### What is being asked
Write the records out again, precisely as they stand.

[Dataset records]
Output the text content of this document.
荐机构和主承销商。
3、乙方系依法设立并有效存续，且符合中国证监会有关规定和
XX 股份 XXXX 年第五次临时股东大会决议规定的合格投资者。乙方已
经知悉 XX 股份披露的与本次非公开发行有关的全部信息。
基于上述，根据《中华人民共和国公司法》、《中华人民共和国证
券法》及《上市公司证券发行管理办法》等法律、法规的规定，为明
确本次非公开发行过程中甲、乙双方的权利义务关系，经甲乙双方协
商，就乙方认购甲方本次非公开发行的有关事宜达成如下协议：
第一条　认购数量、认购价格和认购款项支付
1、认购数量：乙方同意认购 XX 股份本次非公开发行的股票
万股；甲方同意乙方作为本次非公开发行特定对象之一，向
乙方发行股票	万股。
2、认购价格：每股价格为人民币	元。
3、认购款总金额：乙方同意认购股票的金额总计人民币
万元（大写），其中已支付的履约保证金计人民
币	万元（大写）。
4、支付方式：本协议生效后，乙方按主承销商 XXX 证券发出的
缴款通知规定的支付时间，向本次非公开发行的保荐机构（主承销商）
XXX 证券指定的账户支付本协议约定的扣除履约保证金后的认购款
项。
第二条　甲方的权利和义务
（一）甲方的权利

### Solution to the exercise
Output the text content of this document.
荐机构和主承销商。
3、乙方系依法设立并有效存续，且符合中国证监会有关规定和
XX 股份 XXXX 年第五次临时股东大会决议规定的合格投资者。乙方已
经知悉 XX 股份披露的与本次非公开发行有关的全部信息。
基于上述，根据《中华人民共和国公司法》、《中华人民共和国证
券法》及《上市公司证券发行管理办法》等法律、法规的规定，为明
确本次非公开发行过程中甲、乙双方的权利义务关系，经甲乙双方协
商，就乙方认购甲方本次非公开发行的有关事宜达成如下协议：
第一条　认购数量、认购价格和认购款项支付
1、认购数量：乙方同意认购 XX 股份本次非公开发行的股票
万股；甲方同意乙方作为本次非公开发行特定对象之一，向
乙方发行股票	万股。
2、认购价格：每股价格为人民币	元。
3、认购款总金额：乙方同意认购股票的金额总计人民币
万元（大写），其中已支付的履约保证金计人民
币	万元（大写）。
4、支付方式：本协议生效后，乙方按主承销商 XXX 证券发出的
缴款通知规定的支付时间，向本次非公开发行的保荐机构（主承销商）
XXX 证券指定的账户支付本协议约定的扣除履约保证金后的认购款
项。
第二条　甲方的权利和义务
（一）甲方的权利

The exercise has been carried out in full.